Exercise details: Find the word "xlabel" in the data. Return every line where it appears.

Records to process:
- - -

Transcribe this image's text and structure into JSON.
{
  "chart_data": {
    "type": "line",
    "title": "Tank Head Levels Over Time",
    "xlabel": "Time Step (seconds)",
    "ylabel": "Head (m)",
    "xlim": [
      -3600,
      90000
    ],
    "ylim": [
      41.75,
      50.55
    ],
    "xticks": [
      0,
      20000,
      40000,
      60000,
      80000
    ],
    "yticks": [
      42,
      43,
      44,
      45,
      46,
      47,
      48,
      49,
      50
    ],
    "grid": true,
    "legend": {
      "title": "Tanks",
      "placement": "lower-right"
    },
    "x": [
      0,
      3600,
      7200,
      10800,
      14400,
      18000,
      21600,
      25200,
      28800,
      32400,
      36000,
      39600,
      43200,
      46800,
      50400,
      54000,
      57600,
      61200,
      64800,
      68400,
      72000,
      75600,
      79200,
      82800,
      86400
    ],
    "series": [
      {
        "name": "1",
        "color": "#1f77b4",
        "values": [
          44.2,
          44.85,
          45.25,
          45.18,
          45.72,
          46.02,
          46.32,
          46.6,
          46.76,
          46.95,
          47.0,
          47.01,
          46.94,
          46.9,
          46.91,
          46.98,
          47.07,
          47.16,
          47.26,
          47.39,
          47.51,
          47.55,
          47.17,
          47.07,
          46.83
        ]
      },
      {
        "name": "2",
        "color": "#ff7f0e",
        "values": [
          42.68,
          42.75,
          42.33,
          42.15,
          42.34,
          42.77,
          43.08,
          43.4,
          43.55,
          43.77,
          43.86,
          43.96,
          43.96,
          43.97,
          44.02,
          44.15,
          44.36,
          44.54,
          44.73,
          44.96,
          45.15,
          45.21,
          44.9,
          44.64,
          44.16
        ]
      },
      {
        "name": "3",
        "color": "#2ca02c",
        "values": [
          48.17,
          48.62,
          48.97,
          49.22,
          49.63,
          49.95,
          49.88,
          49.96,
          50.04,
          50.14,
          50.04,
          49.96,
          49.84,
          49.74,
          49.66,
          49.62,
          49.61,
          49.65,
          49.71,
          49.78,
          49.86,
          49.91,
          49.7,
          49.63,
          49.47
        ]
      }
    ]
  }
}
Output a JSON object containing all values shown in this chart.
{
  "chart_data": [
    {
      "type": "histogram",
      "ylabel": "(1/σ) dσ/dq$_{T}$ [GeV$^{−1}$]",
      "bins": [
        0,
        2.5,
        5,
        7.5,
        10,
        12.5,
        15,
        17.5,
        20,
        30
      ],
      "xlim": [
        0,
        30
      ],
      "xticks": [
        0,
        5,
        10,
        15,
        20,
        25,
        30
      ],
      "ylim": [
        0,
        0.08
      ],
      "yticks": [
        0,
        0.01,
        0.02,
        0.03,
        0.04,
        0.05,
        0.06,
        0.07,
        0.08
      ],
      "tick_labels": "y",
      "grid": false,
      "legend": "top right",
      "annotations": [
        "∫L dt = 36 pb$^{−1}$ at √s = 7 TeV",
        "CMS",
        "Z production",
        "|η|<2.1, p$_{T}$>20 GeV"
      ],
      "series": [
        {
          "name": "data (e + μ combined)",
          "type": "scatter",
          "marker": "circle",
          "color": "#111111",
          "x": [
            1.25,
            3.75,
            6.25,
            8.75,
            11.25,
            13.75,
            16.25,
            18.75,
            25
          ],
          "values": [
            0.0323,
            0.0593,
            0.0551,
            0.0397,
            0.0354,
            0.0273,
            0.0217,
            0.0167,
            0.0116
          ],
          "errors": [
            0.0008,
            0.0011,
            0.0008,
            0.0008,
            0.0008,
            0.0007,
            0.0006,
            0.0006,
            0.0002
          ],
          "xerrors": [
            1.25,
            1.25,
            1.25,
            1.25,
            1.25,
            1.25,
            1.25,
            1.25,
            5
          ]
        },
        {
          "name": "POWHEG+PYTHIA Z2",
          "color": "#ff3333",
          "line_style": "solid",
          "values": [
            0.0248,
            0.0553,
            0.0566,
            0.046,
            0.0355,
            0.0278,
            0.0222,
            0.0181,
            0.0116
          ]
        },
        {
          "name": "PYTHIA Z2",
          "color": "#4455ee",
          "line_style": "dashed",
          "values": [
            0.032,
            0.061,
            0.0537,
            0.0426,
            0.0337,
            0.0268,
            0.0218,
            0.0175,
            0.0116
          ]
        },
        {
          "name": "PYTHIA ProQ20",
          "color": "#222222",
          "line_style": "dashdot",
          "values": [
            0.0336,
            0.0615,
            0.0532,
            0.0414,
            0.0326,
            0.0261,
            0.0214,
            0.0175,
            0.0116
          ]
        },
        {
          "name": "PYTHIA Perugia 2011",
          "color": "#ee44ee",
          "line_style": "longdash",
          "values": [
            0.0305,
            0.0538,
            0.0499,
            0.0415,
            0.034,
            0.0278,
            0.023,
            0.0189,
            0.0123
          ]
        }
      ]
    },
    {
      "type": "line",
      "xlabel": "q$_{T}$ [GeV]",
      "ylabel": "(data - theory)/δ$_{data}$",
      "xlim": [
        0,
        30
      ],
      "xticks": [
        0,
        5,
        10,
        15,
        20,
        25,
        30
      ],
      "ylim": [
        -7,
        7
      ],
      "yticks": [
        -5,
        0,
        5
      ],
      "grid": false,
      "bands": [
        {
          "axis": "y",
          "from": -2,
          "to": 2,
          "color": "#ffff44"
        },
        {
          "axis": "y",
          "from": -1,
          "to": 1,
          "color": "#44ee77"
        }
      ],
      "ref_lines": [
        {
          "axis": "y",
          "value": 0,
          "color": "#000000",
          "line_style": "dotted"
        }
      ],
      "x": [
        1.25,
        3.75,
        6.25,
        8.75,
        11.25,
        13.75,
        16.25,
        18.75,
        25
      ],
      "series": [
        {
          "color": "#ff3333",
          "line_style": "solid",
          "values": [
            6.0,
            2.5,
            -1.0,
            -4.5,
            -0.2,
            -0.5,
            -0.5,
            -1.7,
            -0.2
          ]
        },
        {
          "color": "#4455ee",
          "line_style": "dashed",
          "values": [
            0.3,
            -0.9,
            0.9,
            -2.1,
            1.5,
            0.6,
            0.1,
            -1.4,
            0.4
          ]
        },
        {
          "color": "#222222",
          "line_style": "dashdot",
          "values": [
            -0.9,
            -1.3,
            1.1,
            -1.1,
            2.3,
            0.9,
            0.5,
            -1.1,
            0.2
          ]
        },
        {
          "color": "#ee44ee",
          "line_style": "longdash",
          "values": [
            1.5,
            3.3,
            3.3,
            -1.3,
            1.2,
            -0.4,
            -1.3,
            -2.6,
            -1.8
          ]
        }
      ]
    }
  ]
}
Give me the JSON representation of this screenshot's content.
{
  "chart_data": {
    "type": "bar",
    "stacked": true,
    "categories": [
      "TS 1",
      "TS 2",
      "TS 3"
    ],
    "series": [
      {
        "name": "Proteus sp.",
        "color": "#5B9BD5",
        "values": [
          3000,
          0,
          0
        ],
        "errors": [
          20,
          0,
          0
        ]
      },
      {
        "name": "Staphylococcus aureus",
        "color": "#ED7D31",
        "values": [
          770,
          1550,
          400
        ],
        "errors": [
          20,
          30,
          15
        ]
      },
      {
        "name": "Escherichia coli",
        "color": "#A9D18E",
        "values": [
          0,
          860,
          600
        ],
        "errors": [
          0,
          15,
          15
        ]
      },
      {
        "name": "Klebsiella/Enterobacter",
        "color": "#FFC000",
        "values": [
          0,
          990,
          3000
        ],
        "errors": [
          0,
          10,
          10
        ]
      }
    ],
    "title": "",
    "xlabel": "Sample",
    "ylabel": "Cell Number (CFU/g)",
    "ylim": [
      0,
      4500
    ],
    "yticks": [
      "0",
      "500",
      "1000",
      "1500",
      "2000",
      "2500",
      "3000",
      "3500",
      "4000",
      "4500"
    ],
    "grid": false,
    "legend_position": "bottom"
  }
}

- - -

Finished exercise:
    "xlabel": "Time Step (seconds)",
      "xlabel": "q$_{T}$ [GeV]",
    "xlabel": "Sample",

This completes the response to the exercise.